# [WHAT THE TASK REQUIRES]
Gather from the listing below each line that includes the word "Site", and copy it.

Raw records:

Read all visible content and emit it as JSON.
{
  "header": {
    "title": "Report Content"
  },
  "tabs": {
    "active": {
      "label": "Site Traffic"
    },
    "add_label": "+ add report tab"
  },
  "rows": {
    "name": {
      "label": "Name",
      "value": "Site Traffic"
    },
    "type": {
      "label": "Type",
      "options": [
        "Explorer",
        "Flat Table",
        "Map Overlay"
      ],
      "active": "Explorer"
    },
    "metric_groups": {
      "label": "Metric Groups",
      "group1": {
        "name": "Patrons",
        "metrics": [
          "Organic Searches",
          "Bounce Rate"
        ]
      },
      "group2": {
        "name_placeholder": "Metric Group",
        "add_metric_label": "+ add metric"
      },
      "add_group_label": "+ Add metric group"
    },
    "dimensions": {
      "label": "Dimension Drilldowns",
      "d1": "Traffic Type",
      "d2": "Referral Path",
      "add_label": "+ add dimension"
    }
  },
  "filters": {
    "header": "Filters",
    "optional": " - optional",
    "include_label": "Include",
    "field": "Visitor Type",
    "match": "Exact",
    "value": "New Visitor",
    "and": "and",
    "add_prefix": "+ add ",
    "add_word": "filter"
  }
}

# [EXERCISE ANSWER]
      "label": "Site Traffic"
      "value": "Site Traffic"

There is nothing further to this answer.